WRITTEN PROBLEM: Every record should be written out exactly, with the pictures left out.

════════

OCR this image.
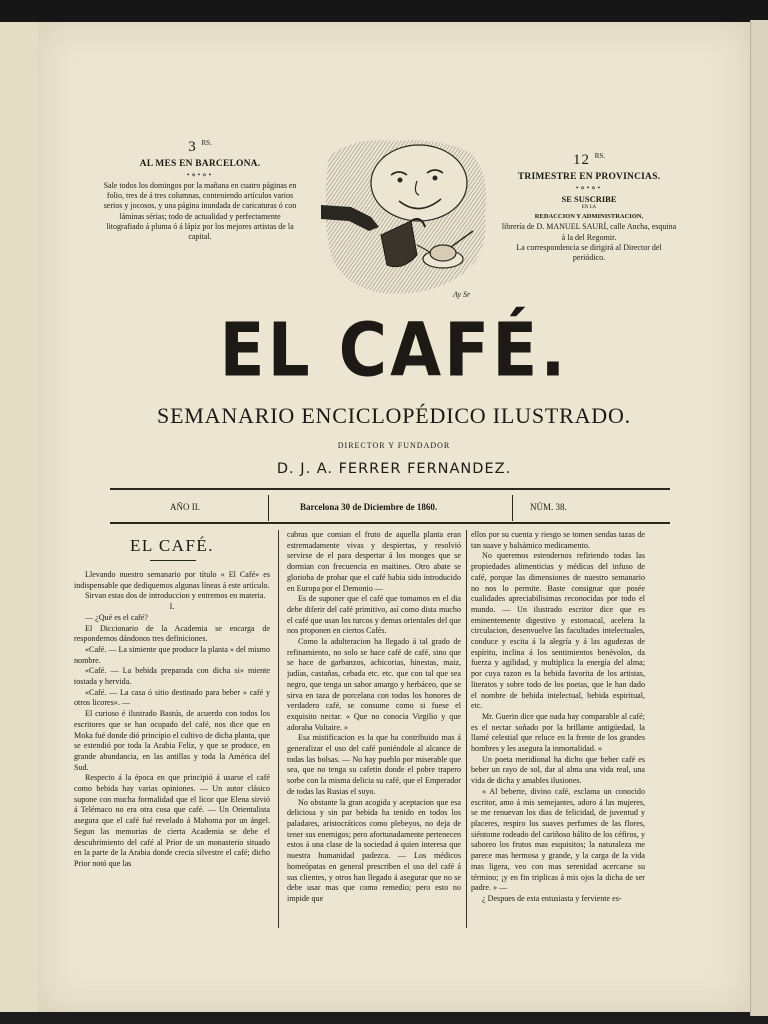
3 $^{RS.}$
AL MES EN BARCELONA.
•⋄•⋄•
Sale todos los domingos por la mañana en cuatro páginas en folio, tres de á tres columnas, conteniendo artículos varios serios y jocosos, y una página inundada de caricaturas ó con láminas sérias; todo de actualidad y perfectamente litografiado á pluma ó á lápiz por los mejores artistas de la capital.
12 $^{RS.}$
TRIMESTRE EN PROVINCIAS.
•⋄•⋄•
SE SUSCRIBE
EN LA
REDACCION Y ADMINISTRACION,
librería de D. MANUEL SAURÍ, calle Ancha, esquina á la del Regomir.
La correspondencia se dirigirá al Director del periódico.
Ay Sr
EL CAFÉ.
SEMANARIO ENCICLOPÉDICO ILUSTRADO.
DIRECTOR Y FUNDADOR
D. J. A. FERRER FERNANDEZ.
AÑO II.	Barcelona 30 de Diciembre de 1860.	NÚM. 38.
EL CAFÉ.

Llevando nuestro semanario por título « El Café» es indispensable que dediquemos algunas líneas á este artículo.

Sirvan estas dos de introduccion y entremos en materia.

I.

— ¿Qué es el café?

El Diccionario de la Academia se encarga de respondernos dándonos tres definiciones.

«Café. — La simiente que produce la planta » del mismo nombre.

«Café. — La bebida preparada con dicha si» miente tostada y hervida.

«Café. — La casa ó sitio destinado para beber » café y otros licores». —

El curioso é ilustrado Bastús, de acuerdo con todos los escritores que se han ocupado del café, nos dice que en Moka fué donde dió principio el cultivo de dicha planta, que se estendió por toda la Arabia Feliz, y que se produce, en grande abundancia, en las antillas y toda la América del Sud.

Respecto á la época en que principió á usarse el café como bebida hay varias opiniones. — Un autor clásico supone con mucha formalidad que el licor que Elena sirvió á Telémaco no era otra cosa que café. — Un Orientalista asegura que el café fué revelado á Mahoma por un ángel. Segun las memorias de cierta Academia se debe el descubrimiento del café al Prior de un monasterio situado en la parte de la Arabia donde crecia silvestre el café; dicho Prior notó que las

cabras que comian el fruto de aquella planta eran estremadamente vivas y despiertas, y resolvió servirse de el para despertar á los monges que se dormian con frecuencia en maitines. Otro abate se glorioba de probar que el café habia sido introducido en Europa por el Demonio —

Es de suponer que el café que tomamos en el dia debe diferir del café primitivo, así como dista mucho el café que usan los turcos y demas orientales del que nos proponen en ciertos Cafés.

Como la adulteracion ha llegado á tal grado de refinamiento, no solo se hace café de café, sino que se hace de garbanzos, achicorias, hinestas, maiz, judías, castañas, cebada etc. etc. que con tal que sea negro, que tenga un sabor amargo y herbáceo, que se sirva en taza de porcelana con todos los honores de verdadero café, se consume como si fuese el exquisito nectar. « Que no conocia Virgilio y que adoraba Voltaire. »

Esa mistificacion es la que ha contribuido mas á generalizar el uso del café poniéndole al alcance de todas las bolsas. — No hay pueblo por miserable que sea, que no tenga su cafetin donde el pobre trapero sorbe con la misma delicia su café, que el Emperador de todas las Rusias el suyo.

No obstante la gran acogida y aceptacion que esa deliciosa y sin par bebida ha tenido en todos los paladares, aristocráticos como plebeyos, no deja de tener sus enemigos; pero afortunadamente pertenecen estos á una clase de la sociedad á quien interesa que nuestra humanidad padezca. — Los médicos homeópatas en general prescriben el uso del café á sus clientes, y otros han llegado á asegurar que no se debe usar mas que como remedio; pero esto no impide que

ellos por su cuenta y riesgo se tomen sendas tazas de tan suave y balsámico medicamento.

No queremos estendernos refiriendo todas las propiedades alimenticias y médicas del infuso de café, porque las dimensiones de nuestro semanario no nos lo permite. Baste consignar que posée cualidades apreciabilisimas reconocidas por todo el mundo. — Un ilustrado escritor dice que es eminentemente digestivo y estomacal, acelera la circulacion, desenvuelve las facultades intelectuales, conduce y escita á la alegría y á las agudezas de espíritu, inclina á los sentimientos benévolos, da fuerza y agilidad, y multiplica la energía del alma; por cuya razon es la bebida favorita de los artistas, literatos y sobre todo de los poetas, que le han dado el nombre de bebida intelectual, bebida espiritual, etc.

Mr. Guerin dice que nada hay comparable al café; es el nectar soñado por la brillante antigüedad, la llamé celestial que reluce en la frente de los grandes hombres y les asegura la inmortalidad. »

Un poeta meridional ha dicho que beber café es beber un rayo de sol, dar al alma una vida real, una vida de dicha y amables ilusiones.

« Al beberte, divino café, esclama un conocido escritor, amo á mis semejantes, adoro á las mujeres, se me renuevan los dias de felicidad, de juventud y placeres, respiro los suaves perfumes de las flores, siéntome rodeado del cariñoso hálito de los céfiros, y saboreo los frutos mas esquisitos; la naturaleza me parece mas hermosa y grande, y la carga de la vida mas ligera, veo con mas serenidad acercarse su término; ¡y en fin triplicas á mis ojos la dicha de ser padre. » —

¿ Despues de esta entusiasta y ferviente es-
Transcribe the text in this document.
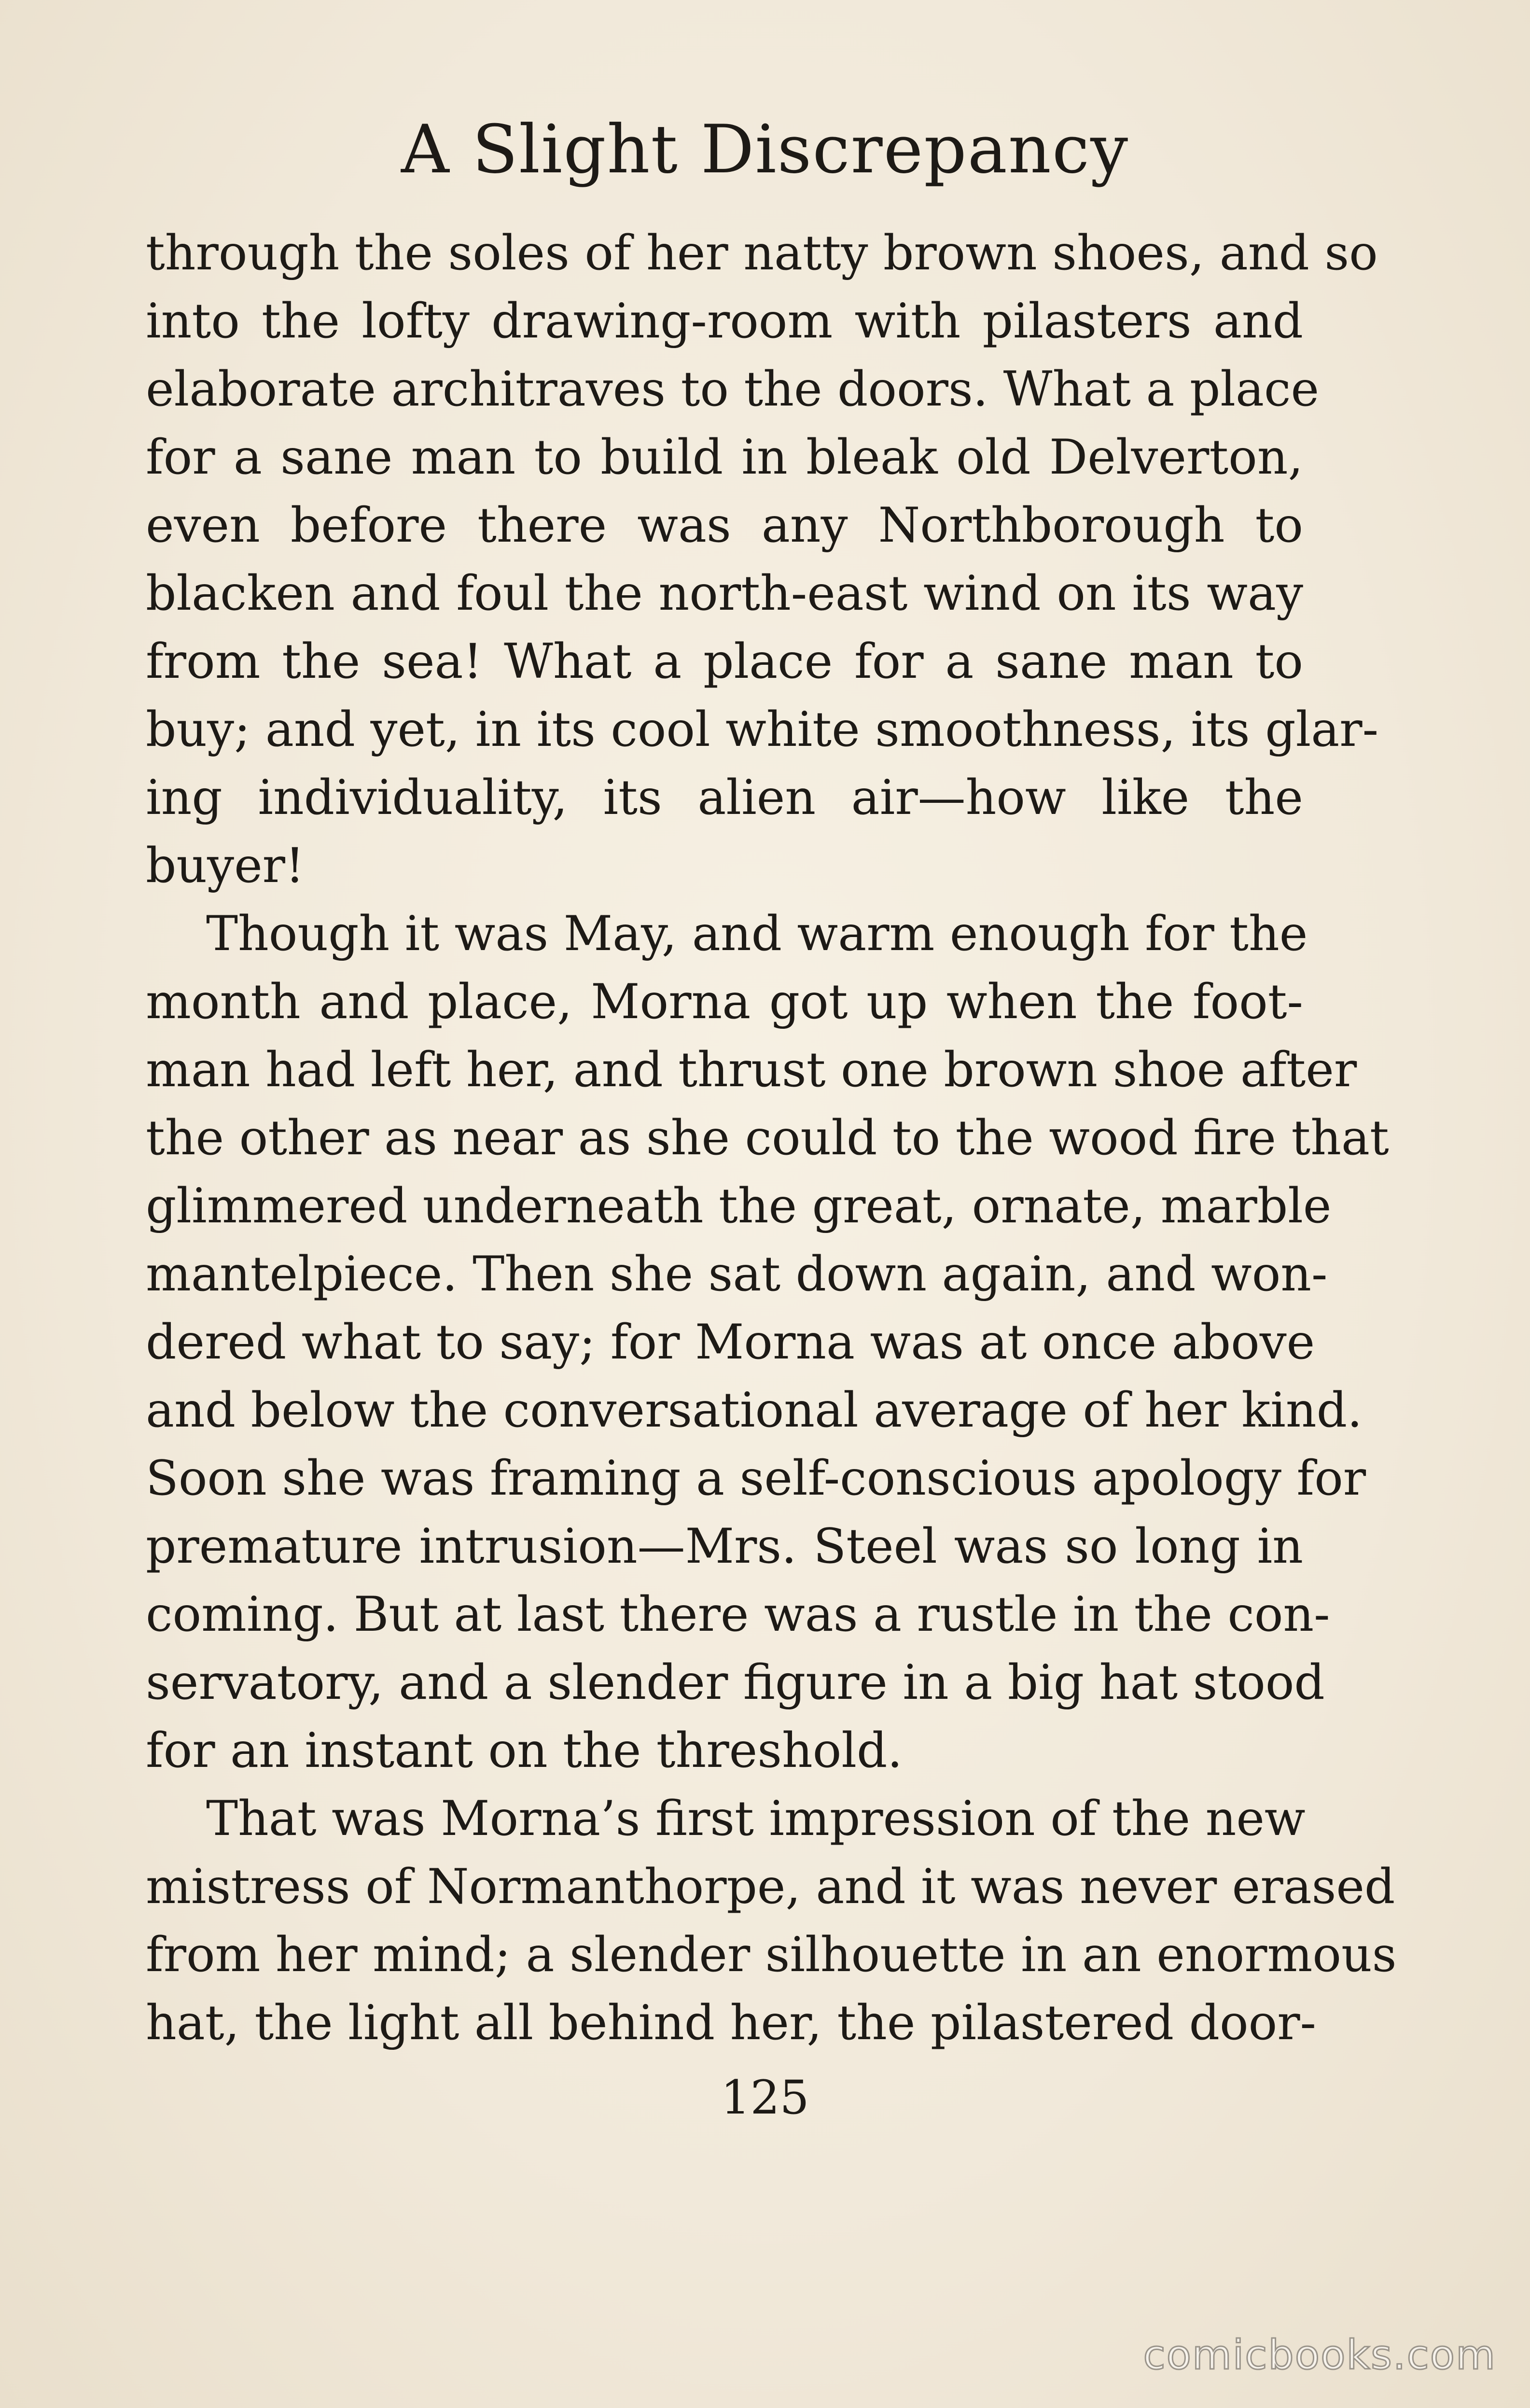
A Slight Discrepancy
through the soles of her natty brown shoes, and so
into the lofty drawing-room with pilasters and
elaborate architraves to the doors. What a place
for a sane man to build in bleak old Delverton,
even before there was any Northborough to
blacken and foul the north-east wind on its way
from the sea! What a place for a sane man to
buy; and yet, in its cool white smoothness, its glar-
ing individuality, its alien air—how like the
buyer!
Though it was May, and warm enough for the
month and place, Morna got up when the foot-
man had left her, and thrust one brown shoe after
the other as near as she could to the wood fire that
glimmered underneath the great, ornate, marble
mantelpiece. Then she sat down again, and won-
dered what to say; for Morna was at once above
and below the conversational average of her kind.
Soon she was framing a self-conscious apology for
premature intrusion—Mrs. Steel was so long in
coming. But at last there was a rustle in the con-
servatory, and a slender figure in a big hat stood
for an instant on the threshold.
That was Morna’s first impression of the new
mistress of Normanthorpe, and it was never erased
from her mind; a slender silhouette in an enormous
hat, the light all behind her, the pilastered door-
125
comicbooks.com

════════

RESPONSE FOR THIS EXERCISE:
OCR this image.
3 $^{RS.}$
AL MES EN BARCELONA.
•⋄•⋄•
Sale todos los domingos por la mañana en cuatro páginas en folio, tres de á tres columnas, conteniendo artículos varios serios y jocosos, y una página inundada de caricaturas ó con láminas sérias; todo de actualidad y perfectamente litografiado á pluma ó á lápiz por los mejores artistas de la capital.
12 $^{RS.}$
TRIMESTRE EN PROVINCIAS.
•⋄•⋄•
SE SUSCRIBE
EN LA
REDACCION Y ADMINISTRACION,
librería de D. MANUEL SAURÍ, calle Ancha, esquina á la del Regomir.
La correspondencia se dirigirá al Director del periódico.
Ay Sr
EL CAFÉ.
SEMANARIO ENCICLOPÉDICO ILUSTRADO.
DIRECTOR Y FUNDADOR
D. J. A. FERRER FERNANDEZ.
AÑO II.	Barcelona 30 de Diciembre de 1860.	NÚM. 38.
EL CAFÉ.

Llevando nuestro semanario por título « El Café» es indispensable que dediquemos algunas líneas á este artículo.

Sirvan estas dos de introduccion y entremos en materia.

I.

— ¿Qué es el café?

El Diccionario de la Academia se encarga de respondernos dándonos tres definiciones.

«Café. — La simiente que produce la planta » del mismo nombre.

«Café. — La bebida preparada con dicha si» miente tostada y hervida.

«Café. — La casa ó sitio destinado para beber » café y otros licores». —

El curioso é ilustrado Bastús, de acuerdo con todos los escritores que se han ocupado del café, nos dice que en Moka fué donde dió principio el cultivo de dicha planta, que se estendió por toda la Arabia Feliz, y que se produce, en grande abundancia, en las antillas y toda la América del Sud.

Respecto á la época en que principió á usarse el café como bebida hay varias opiniones. — Un autor clásico supone con mucha formalidad que el licor que Elena sirvió á Telémaco no era otra cosa que café. — Un Orientalista asegura que el café fué revelado á Mahoma por un ángel. Segun las memorias de cierta Academia se debe el descubrimiento del café al Prior de un monasterio situado en la parte de la Arabia donde crecia silvestre el café; dicho Prior notó que las

cabras que comian el fruto de aquella planta eran estremadamente vivas y despiertas, y resolvió servirse de el para despertar á los monges que se dormian con frecuencia en maitines. Otro abate se glorioba de probar que el café habia sido introducido en Europa por el Demonio —

Es de suponer que el café que tomamos en el dia debe diferir del café primitivo, así como dista mucho el café que usan los turcos y demas orientales del que nos proponen en ciertos Cafés.

Como la adulteracion ha llegado á tal grado de refinamiento, no solo se hace café de café, sino que se hace de garbanzos, achicorias, hinestas, maiz, judías, castañas, cebada etc. etc. que con tal que sea negro, que tenga un sabor amargo y herbáceo, que se sirva en taza de porcelana con todos los honores de verdadero café, se consume como si fuese el exquisito nectar. « Que no conocia Virgilio y que adoraba Voltaire. »

Esa mistificacion es la que ha contribuido mas á generalizar el uso del café poniéndole al alcance de todas las bolsas. — No hay pueblo por miserable que sea, que no tenga su cafetin donde el pobre trapero sorbe con la misma delicia su café, que el Emperador de todas las Rusias el suyo.

No obstante la gran acogida y aceptacion que esa deliciosa y sin par bebida ha tenido en todos los paladares, aristocráticos como plebeyos, no deja de tener sus enemigos; pero afortunadamente pertenecen estos á una clase de la sociedad á quien interesa que nuestra humanidad padezca. — Los médicos homeópatas en general prescriben el uso del café á sus clientes, y otros han llegado á asegurar que no se debe usar mas que como remedio; pero esto no impide que

ellos por su cuenta y riesgo se tomen sendas tazas de tan suave y balsámico medicamento.

No queremos estendernos refiriendo todas las propiedades alimenticias y médicas del infuso de café, porque las dimensiones de nuestro semanario no nos lo permite. Baste consignar que posée cualidades apreciabilisimas reconocidas por todo el mundo. — Un ilustrado escritor dice que es eminentemente digestivo y estomacal, acelera la circulacion, desenvuelve las facultades intelectuales, conduce y escita á la alegría y á las agudezas de espíritu, inclina á los sentimientos benévolos, da fuerza y agilidad, y multiplica la energía del alma; por cuya razon es la bebida favorita de los artistas, literatos y sobre todo de los poetas, que le han dado el nombre de bebida intelectual, bebida espiritual, etc.

Mr. Guerin dice que nada hay comparable al café; es el nectar soñado por la brillante antigüedad, la llamé celestial que reluce en la frente de los grandes hombres y les asegura la inmortalidad. »

Un poeta meridional ha dicho que beber café es beber un rayo de sol, dar al alma una vida real, una vida de dicha y amables ilusiones.

« Al beberte, divino café, esclama un conocido escritor, amo á mis semejantes, adoro á las mujeres, se me renuevan los dias de felicidad, de juventud y placeres, respiro los suaves perfumes de las flores, siéntome rodeado del cariñoso hálito de los céfiros, y saboreo los frutos mas esquisitos; la naturaleza me parece mas hermosa y grande, y la carga de la vida mas ligera, veo con mas serenidad acercarse su término; ¡y en fin triplicas á mis ojos la dicha de ser padre. » —

¿ Despues de esta entusiasta y ferviente es-
Transcribe the text in this document.
A Slight Discrepancy
through the soles of her natty brown shoes, and so
into the lofty drawing-room with pilasters and
elaborate architraves to the doors. What a place
for a sane man to build in bleak old Delverton,
even before there was any Northborough to
blacken and foul the north-east wind on its way
from the sea! What a place for a sane man to
buy; and yet, in its cool white smoothness, its glar-
ing individuality, its alien air—how like the
buyer!
Though it was May, and warm enough for the
month and place, Morna got up when the foot-
man had left her, and thrust one brown shoe after
the other as near as she could to the wood fire that
glimmered underneath the great, ornate, marble
mantelpiece. Then she sat down again, and won-
dered what to say; for Morna was at once above
and below the conversational average of her kind.
Soon she was framing a self-conscious apology for
premature intrusion—Mrs. Steel was so long in
coming. But at last there was a rustle in the con-
servatory, and a slender figure in a big hat stood
for an instant on the threshold.
That was Morna’s first impression of the new
mistress of Normanthorpe, and it was never erased
from her mind; a slender silhouette in an enormous
hat, the light all behind her, the pilastered door-
125
comicbooks.com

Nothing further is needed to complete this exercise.